Collect all lines below with the string "Division".
--*--
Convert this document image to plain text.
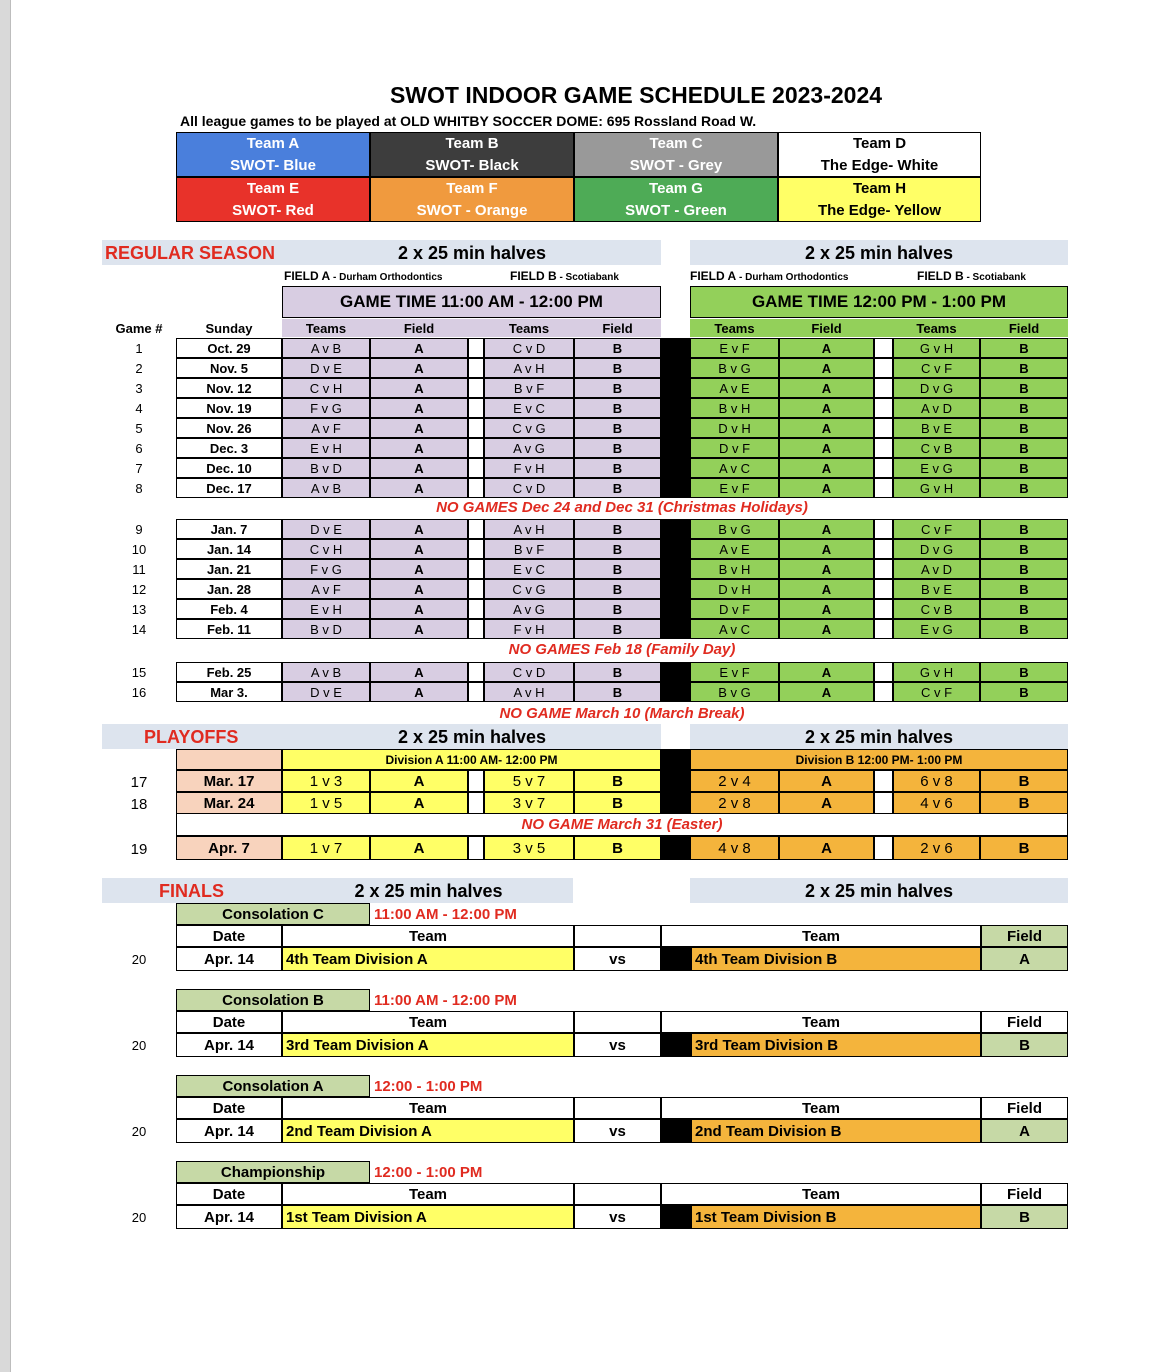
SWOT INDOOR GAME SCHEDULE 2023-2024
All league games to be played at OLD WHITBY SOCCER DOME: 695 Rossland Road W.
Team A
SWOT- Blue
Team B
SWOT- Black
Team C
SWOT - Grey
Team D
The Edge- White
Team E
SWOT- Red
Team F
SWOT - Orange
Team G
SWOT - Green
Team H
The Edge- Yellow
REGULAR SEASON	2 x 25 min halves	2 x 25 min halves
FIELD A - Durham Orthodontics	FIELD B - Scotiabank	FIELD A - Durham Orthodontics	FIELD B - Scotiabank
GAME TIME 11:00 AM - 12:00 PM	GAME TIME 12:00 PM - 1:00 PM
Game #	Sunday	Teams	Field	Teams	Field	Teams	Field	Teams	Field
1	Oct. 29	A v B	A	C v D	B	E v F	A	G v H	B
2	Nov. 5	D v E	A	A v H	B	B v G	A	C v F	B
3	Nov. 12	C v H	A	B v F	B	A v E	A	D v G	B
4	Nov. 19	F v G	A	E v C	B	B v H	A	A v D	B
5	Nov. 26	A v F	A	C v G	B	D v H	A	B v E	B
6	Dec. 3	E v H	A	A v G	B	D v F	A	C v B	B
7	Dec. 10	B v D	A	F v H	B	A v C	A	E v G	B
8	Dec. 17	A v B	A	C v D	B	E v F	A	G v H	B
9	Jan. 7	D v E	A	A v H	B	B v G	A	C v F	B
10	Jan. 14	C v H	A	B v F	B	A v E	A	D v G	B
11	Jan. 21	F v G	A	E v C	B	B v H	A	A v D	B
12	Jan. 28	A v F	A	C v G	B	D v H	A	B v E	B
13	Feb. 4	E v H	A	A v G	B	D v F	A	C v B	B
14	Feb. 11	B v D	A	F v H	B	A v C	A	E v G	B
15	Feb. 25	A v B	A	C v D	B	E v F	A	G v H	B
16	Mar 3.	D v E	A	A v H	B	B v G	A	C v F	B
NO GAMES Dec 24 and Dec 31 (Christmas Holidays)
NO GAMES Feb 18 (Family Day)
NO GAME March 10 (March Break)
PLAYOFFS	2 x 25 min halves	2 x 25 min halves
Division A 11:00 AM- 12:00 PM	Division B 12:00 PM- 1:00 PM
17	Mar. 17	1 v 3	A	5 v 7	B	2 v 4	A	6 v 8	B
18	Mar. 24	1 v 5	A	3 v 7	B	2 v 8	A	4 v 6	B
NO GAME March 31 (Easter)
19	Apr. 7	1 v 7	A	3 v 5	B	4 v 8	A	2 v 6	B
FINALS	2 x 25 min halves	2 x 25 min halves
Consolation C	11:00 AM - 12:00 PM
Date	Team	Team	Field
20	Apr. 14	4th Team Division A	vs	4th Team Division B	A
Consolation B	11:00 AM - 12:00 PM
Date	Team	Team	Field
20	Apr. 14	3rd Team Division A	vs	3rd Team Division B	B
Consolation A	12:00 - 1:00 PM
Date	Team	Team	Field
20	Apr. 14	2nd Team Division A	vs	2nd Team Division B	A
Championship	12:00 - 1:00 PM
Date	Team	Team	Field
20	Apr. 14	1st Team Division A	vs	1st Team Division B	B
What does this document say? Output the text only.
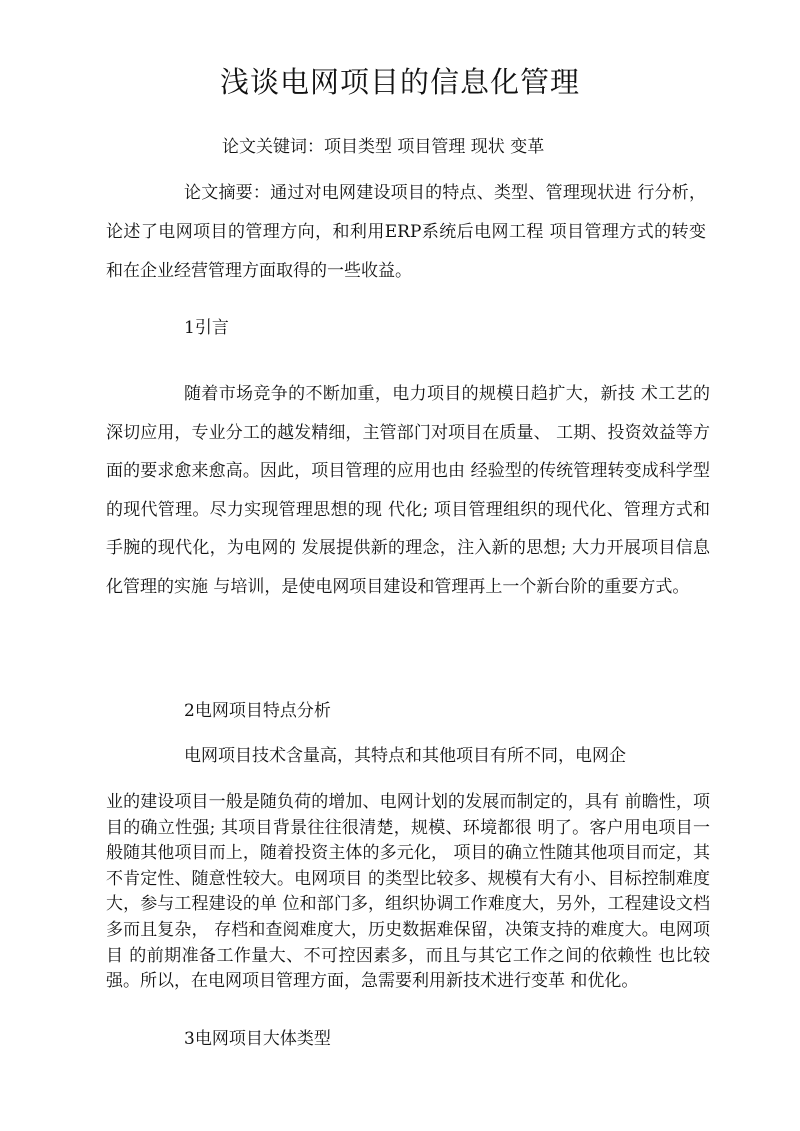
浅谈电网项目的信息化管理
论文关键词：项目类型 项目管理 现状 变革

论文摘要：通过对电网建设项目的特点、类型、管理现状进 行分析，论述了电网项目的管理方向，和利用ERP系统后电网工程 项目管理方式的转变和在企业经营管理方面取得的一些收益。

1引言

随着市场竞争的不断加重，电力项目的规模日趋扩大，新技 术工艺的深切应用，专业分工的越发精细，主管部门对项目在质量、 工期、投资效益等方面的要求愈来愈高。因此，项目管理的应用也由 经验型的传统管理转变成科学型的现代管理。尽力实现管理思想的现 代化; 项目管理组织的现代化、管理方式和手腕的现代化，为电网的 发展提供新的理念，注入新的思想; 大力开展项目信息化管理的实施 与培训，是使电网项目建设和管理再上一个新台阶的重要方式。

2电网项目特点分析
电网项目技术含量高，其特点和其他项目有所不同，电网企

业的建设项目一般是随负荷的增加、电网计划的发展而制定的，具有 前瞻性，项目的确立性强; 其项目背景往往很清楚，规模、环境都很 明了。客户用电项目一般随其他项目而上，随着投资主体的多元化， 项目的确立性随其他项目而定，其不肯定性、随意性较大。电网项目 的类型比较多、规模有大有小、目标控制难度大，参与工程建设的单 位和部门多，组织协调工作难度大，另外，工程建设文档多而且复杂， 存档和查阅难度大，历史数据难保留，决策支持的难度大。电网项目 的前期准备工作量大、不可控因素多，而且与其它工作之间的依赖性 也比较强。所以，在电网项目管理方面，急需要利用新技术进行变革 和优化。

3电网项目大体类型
--*--
## [Expected answer]
Division A 11:00 AM- 12:00 PM	Division B 12:00 PM- 1:00 PM
20	Apr. 14	4th Team Division A	vs	4th Team Division B	A
20	Apr. 14	3rd Team Division A	vs	3rd Team Division B	B
20	Apr. 14	2nd Team Division A	vs	2nd Team Division B	A
20	Apr. 14	1st Team Division A	vs	1st Team Division B	B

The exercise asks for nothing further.